[Stored data]
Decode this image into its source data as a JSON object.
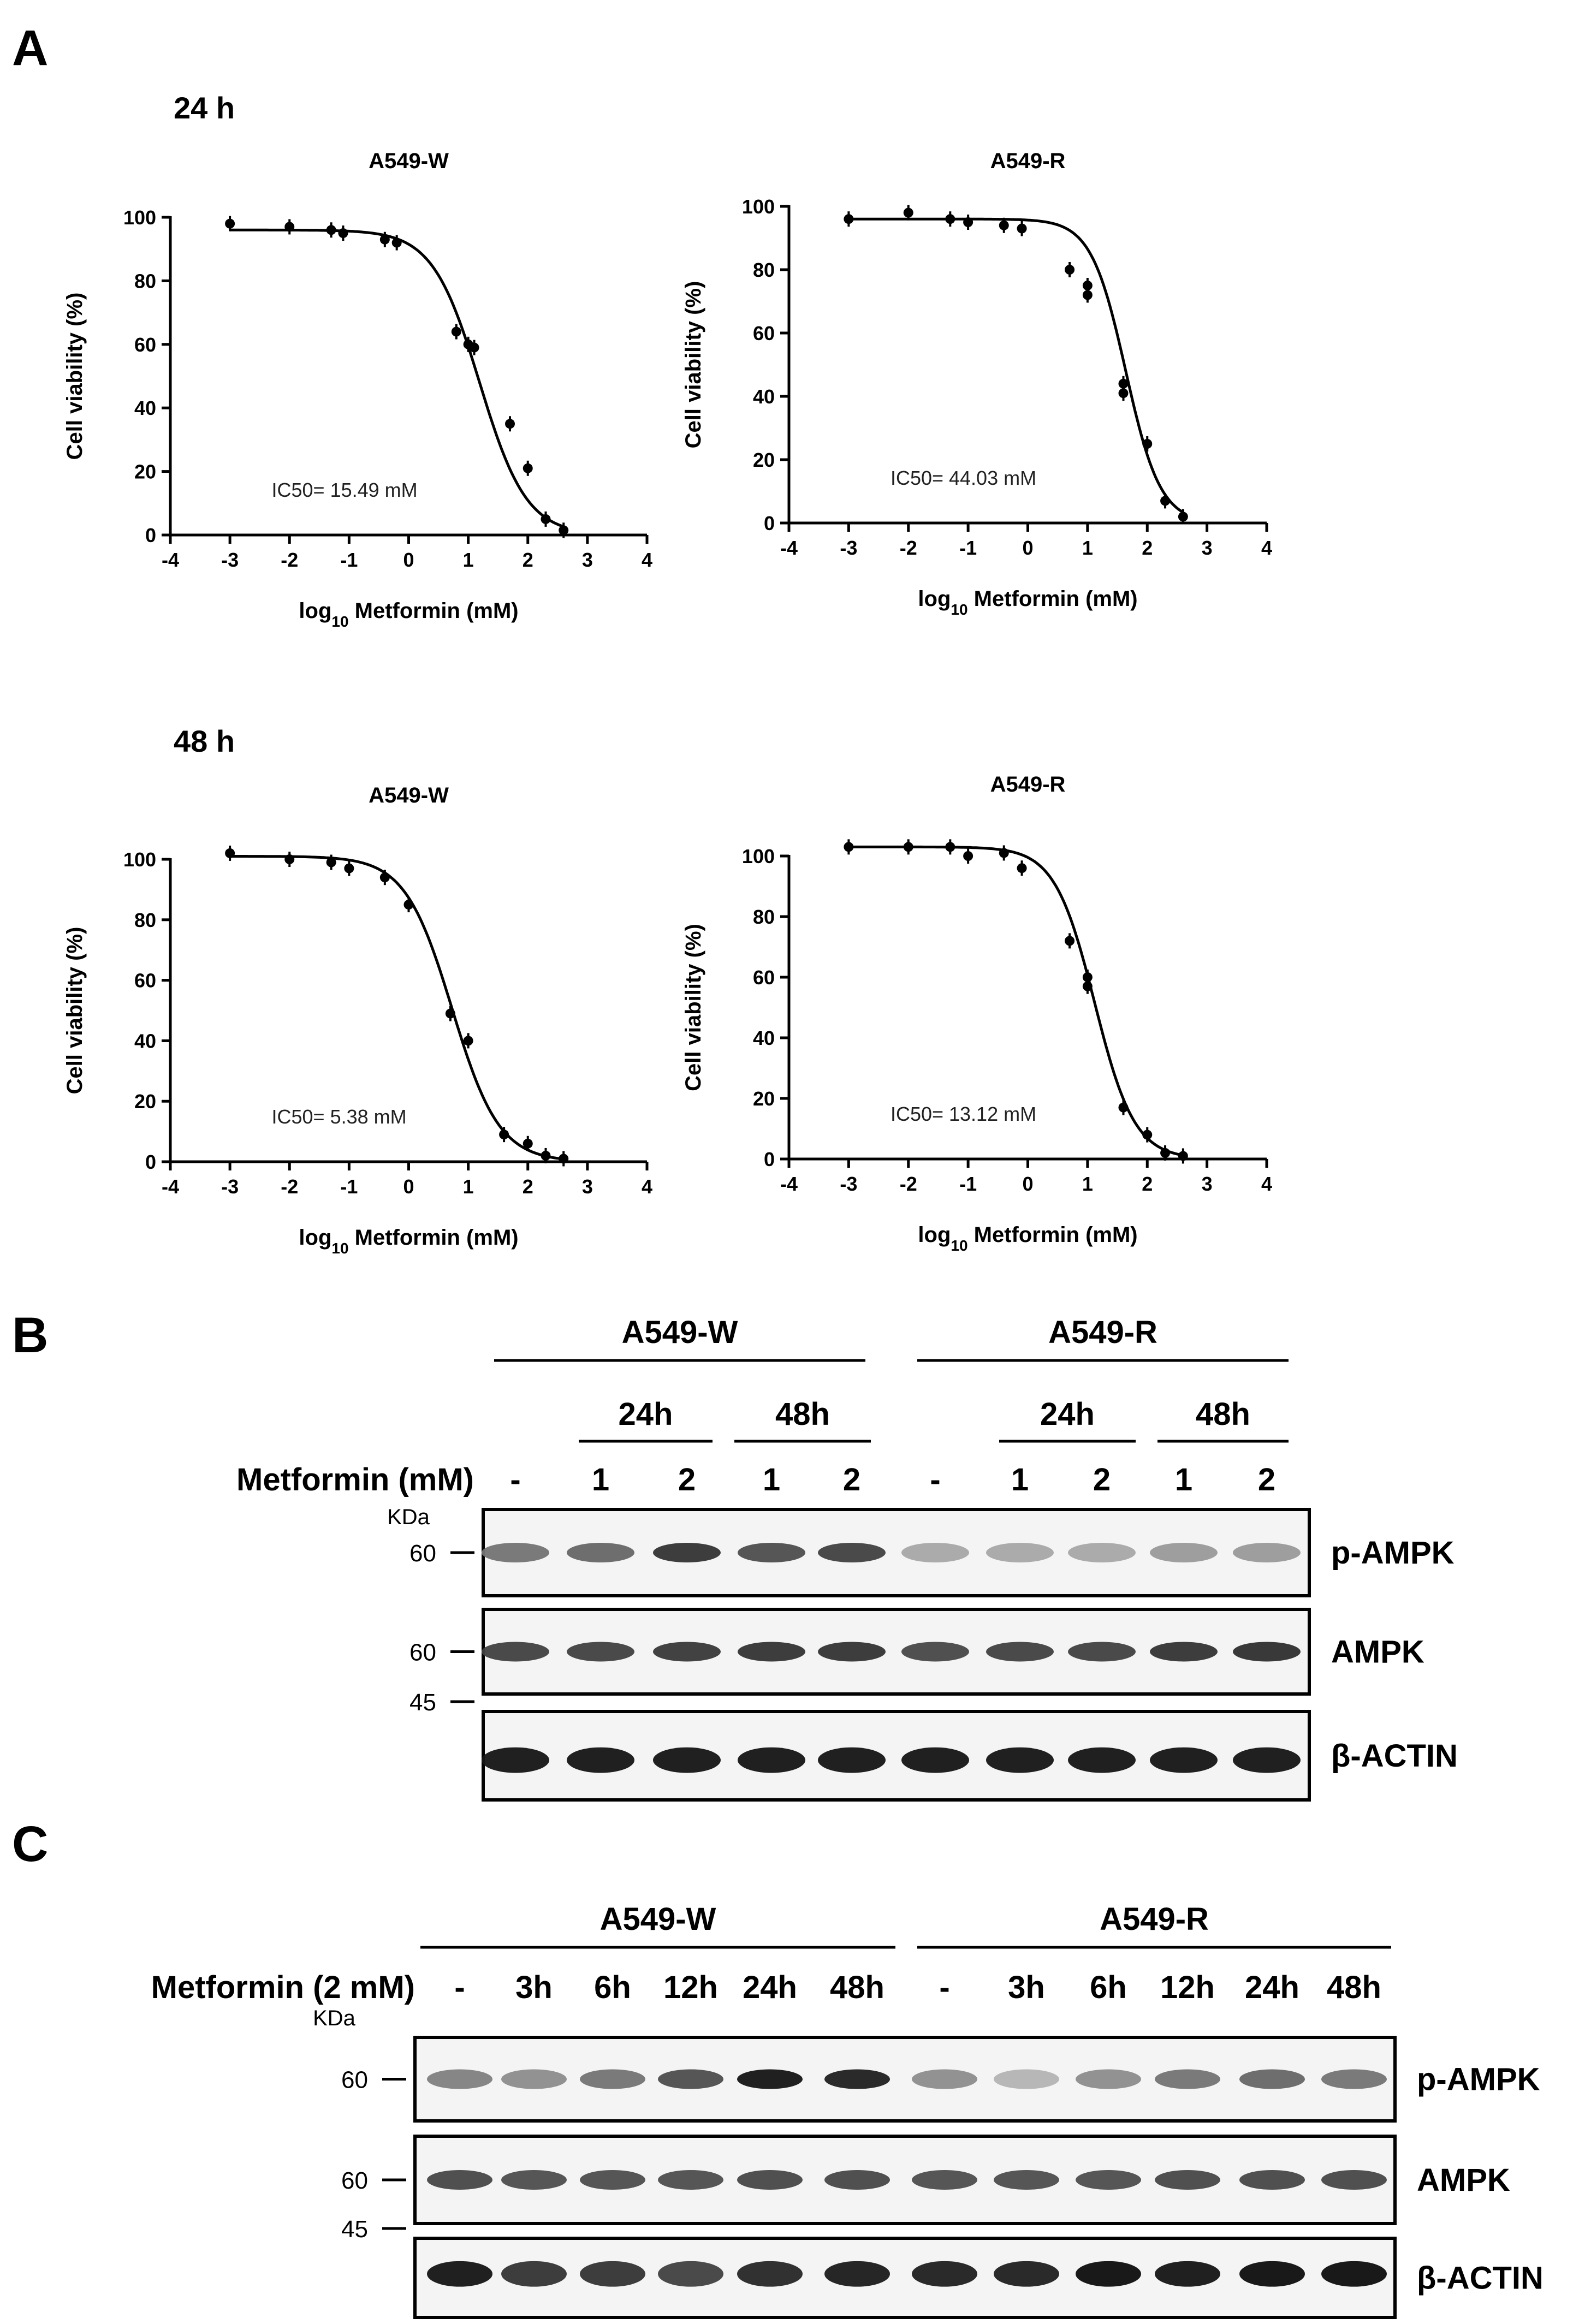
{
  "panels": {
    "a": "A",
    "b": "B",
    "c": "C"
  },
  "timepoints": [
    "24 h",
    "48 h"
  ],
  "chart_data": [
    {
      "type": "scatter",
      "title": "A549-W",
      "timepoint": "24 h",
      "xlabel": "log10 Metformin (mM)",
      "ylabel": "Cell viability (%)",
      "xlim": [
        -4,
        4
      ],
      "ylim": [
        0,
        100
      ],
      "xticks": [
        -4,
        -3,
        -2,
        -1,
        0,
        1,
        2,
        3,
        4
      ],
      "yticks": [
        0,
        20,
        40,
        60,
        80,
        100
      ],
      "annotation": "IC50= 15.49 mM",
      "ic50_log": 1.19,
      "top": 96,
      "bottom": 0,
      "hill": 1.1,
      "points": [
        [
          -3,
          98
        ],
        [
          -2,
          97
        ],
        [
          -1.3,
          96
        ],
        [
          -1.1,
          95
        ],
        [
          -0.4,
          93
        ],
        [
          -0.2,
          92
        ],
        [
          0.8,
          64
        ],
        [
          1.0,
          60
        ],
        [
          1.1,
          59
        ],
        [
          1.7,
          35
        ],
        [
          2.0,
          21
        ],
        [
          2.3,
          5
        ],
        [
          2.6,
          1.5
        ]
      ]
    },
    {
      "type": "scatter",
      "title": "A549-R",
      "timepoint": "24 h",
      "xlabel": "log10 Metformin (mM)",
      "ylabel": "Cell viability (%)",
      "xlim": [
        -4,
        4
      ],
      "ylim": [
        0,
        100
      ],
      "xticks": [
        -4,
        -3,
        -2,
        -1,
        0,
        1,
        2,
        3,
        4
      ],
      "yticks": [
        0,
        20,
        40,
        60,
        80,
        100
      ],
      "annotation": "IC50= 44.03 mM",
      "ic50_log": 1.64,
      "top": 96,
      "bottom": 0,
      "hill": 1.5,
      "points": [
        [
          -3,
          96
        ],
        [
          -2,
          98
        ],
        [
          -1.3,
          96
        ],
        [
          -1.0,
          95
        ],
        [
          -0.4,
          94
        ],
        [
          -0.1,
          93
        ],
        [
          0.7,
          80
        ],
        [
          1.0,
          75
        ],
        [
          1.0,
          72
        ],
        [
          1.6,
          44
        ],
        [
          1.6,
          41
        ],
        [
          2.0,
          25
        ],
        [
          2.3,
          7
        ],
        [
          2.6,
          2
        ]
      ]
    },
    {
      "type": "scatter",
      "title": "A549-W",
      "timepoint": "48 h",
      "xlabel": "log10 Metformin (mM)",
      "ylabel": "Cell viability (%)",
      "xlim": [
        -4,
        4
      ],
      "ylim": [
        0,
        100
      ],
      "xticks": [
        -4,
        -3,
        -2,
        -1,
        0,
        1,
        2,
        3,
        4
      ],
      "yticks": [
        0,
        20,
        40,
        60,
        80,
        100
      ],
      "annotation": "IC50= 5.38 mM",
      "ic50_log": 0.73,
      "top": 101,
      "bottom": 0,
      "hill": 1.1,
      "points": [
        [
          -3,
          102
        ],
        [
          -2,
          100
        ],
        [
          -1.3,
          99
        ],
        [
          -1.0,
          97
        ],
        [
          -0.4,
          94
        ],
        [
          0,
          85
        ],
        [
          0.7,
          49
        ],
        [
          1.0,
          40
        ],
        [
          1.6,
          9
        ],
        [
          2.0,
          6
        ],
        [
          2.3,
          2
        ],
        [
          2.6,
          1
        ]
      ]
    },
    {
      "type": "scatter",
      "title": "A549-R",
      "timepoint": "48 h",
      "xlabel": "log10 Metformin (mM)",
      "ylabel": "Cell viability (%)",
      "xlim": [
        -4,
        4
      ],
      "ylim": [
        0,
        100
      ],
      "xticks": [
        -4,
        -3,
        -2,
        -1,
        0,
        1,
        2,
        3,
        4
      ],
      "yticks": [
        0,
        20,
        40,
        60,
        80,
        100
      ],
      "annotation": "IC50= 13.12 mM",
      "ic50_log": 1.12,
      "top": 103,
      "bottom": 0,
      "hill": 1.3,
      "points": [
        [
          -3,
          103
        ],
        [
          -2,
          103
        ],
        [
          -1.3,
          103
        ],
        [
          -1.0,
          100
        ],
        [
          -0.4,
          101
        ],
        [
          -0.1,
          96
        ],
        [
          0.7,
          72
        ],
        [
          1.0,
          60
        ],
        [
          1.0,
          57
        ],
        [
          1.6,
          17
        ],
        [
          2.0,
          8
        ],
        [
          2.3,
          2
        ],
        [
          2.6,
          1
        ]
      ]
    }
  ],
  "blot_b": {
    "groups": [
      "A549-W",
      "A549-R"
    ],
    "times": [
      "24h",
      "48h",
      "24h",
      "48h"
    ],
    "treatment_label": "Metformin (mM)",
    "doses": [
      "-",
      "1",
      "2",
      "1",
      "2",
      "-",
      "1",
      "2",
      "1",
      "2"
    ],
    "kda_label": "KDa",
    "bands": [
      {
        "name": "p-AMPK",
        "marker": "60",
        "intensity": [
          0.55,
          0.6,
          0.8,
          0.7,
          0.75,
          0.35,
          0.35,
          0.35,
          0.4,
          0.4
        ]
      },
      {
        "name": "AMPK",
        "marker": "60",
        "intensity": [
          0.75,
          0.75,
          0.78,
          0.8,
          0.8,
          0.72,
          0.75,
          0.75,
          0.8,
          0.82
        ]
      },
      {
        "name": "β-ACTIN",
        "marker": "45",
        "intensity": [
          0.92,
          0.92,
          0.92,
          0.92,
          0.92,
          0.92,
          0.92,
          0.92,
          0.92,
          0.92
        ]
      }
    ]
  },
  "blot_c": {
    "groups": [
      "A549-W",
      "A549-R"
    ],
    "treatment_label": "Metformin (2 mM)",
    "lanes": [
      "-",
      "3h",
      "6h",
      "12h",
      "24h",
      "48h",
      "-",
      "3h",
      "6h",
      "12h",
      "24h",
      "48h"
    ],
    "kda_label": "KDa",
    "bands": [
      {
        "name": "p-AMPK",
        "marker": "60",
        "intensity": [
          0.5,
          0.45,
          0.55,
          0.7,
          0.92,
          0.88,
          0.45,
          0.3,
          0.45,
          0.55,
          0.6,
          0.55
        ]
      },
      {
        "name": "AMPK",
        "marker": "60",
        "intensity": [
          0.72,
          0.7,
          0.7,
          0.7,
          0.72,
          0.72,
          0.7,
          0.7,
          0.7,
          0.72,
          0.72,
          0.72
        ]
      },
      {
        "name": "β-ACTIN",
        "marker": "45",
        "intensity": [
          0.92,
          0.8,
          0.8,
          0.75,
          0.85,
          0.9,
          0.88,
          0.88,
          0.95,
          0.92,
          0.95,
          0.95
        ]
      }
    ]
  }
}
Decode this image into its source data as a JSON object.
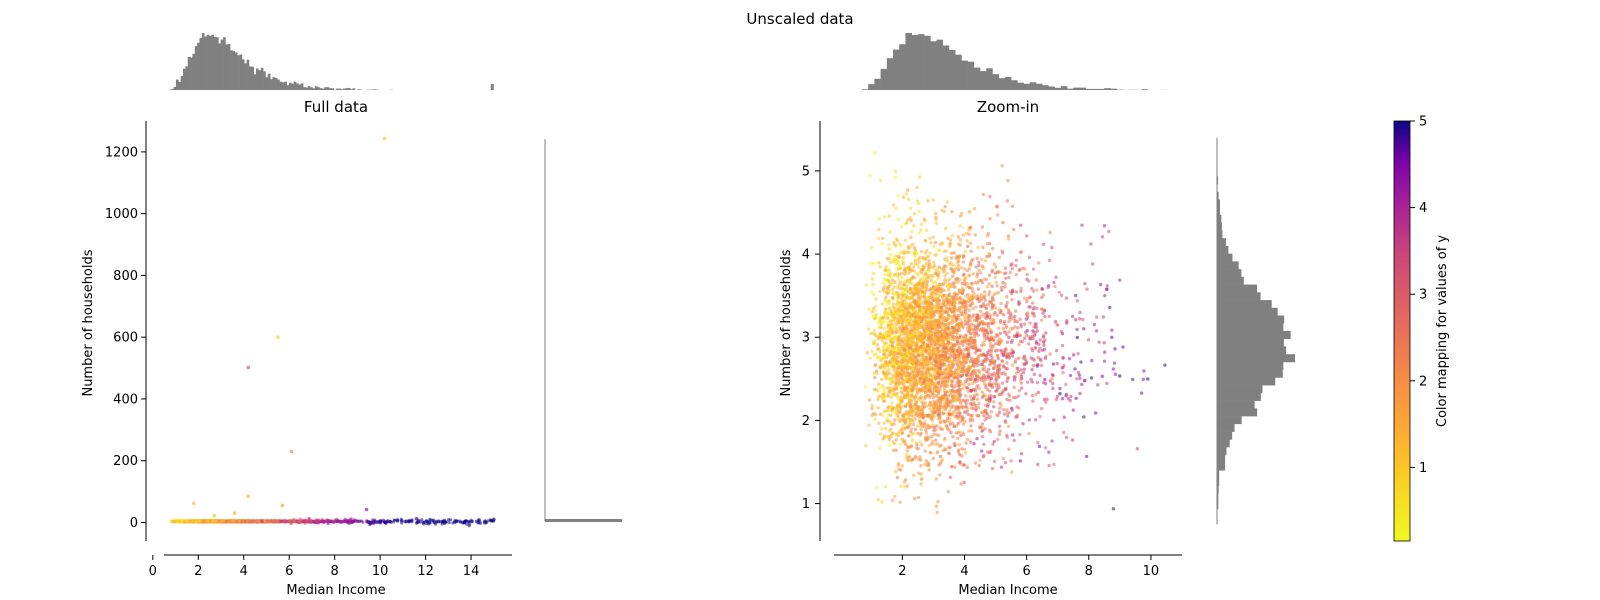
{
  "figure": {
    "suptitle": "Unscaled data"
  },
  "colorbar": {
    "label": "Color mapping for values of y",
    "ticks": [
      "1",
      "2",
      "3",
      "4",
      "5"
    ],
    "range": [
      0.15,
      5.0
    ]
  },
  "chart_data": [
    {
      "type": "scatter",
      "title": "Full data",
      "xlabel": "Median Income",
      "ylabel": "Number of households",
      "xlim": [
        -0.3,
        15.8
      ],
      "ylim": [
        -60,
        1300
      ],
      "xticks": [
        0,
        2,
        4,
        6,
        8,
        10,
        12,
        14
      ],
      "yticks": [
        0,
        200,
        400,
        600,
        800,
        1000,
        1200
      ],
      "outliers": [
        {
          "x": 10.2,
          "y": 1243,
          "c": 1.0
        },
        {
          "x": 5.5,
          "y": 600,
          "c": 0.9
        },
        {
          "x": 4.2,
          "y": 502,
          "c": 3.0
        },
        {
          "x": 6.1,
          "y": 230,
          "c": 2.0
        },
        {
          "x": 4.2,
          "y": 85,
          "c": 1.2
        },
        {
          "x": 5.7,
          "y": 55,
          "c": 1.5
        },
        {
          "x": 9.4,
          "y": 42,
          "c": 4.2
        },
        {
          "x": 1.8,
          "y": 62,
          "c": 1.0
        },
        {
          "x": 3.6,
          "y": 30,
          "c": 1.3
        },
        {
          "x": 2.7,
          "y": 22,
          "c": 1.1
        },
        {
          "x": 15.0,
          "y": 10,
          "c": 5.0
        },
        {
          "x": 14.9,
          "y": 5,
          "c": 5.0
        },
        {
          "x": 11.6,
          "y": 12,
          "c": 4.8
        }
      ],
      "band": {
        "x_min": 0.5,
        "x_max": 15.0,
        "y": 3.0
      },
      "marginal_x_hist": "top",
      "marginal_y_hist": "right"
    },
    {
      "type": "scatter",
      "title": "Zoom-in",
      "xlabel": "Median Income",
      "ylabel": "Number of households",
      "xlim": [
        -0.2,
        11.0
      ],
      "ylim": [
        0.55,
        5.6
      ],
      "xticks": [
        2,
        4,
        6,
        8,
        10
      ],
      "yticks": [
        1,
        2,
        3,
        4,
        5
      ],
      "distribution": {
        "x_mode": 3.0,
        "x_range": [
          0.5,
          10.5
        ],
        "y_mode": 2.7,
        "y_range": [
          0.75,
          5.4
        ],
        "n_points": 4500
      },
      "marginal_x_hist": "top",
      "marginal_y_hist": "right"
    }
  ]
}
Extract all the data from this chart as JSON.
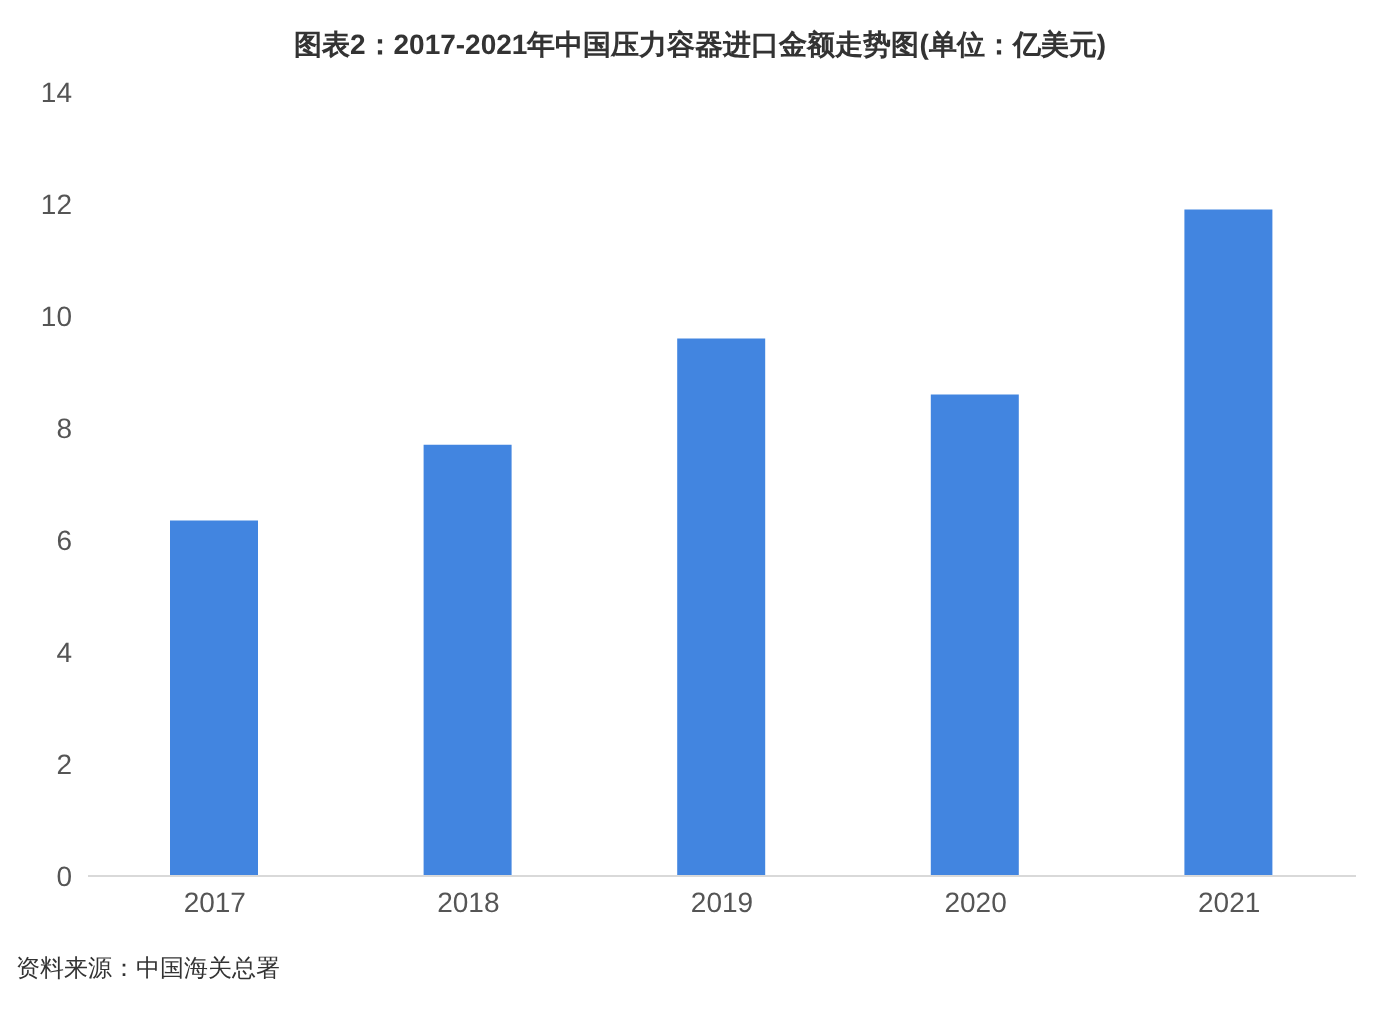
{
  "chart_data": {
    "type": "bar",
    "title": "图表2：2017-2021年中国压力容器进口金额走势图(单位：亿美元)",
    "categories": [
      "2017",
      "2018",
      "2019",
      "2020",
      "2021"
    ],
    "values": [
      6.35,
      7.7,
      9.6,
      8.6,
      11.9
    ],
    "color": "#4285e0",
    "ylim": [
      0,
      14
    ],
    "yticks": [
      0,
      2,
      4,
      6,
      8,
      10,
      12,
      14
    ],
    "grid": false,
    "annotations": [
      "资料来源：中国海关总署"
    ]
  }
}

Set exercise | Starting with the line that contains "Extract all the data from this chart as JSON.", reproduce every line down to the end of the listing above, both endpoints included. Pictures stay out.

Expected output |
Extract all the data from this chart as JSON.
{
  "chart_data": {
    "type": "bar",
    "title": "图表2：2017-2021年中国压力容器进口金额走势图(单位：亿美元)",
    "categories": [
      "2017",
      "2018",
      "2019",
      "2020",
      "2021"
    ],
    "values": [
      6.35,
      7.7,
      9.6,
      8.6,
      11.9
    ],
    "color": "#4285e0",
    "ylim": [
      0,
      14
    ],
    "yticks": [
      0,
      2,
      4,
      6,
      8,
      10,
      12,
      14
    ],
    "grid": false,
    "annotations": [
      "资料来源：中国海关总署"
    ]
  }
}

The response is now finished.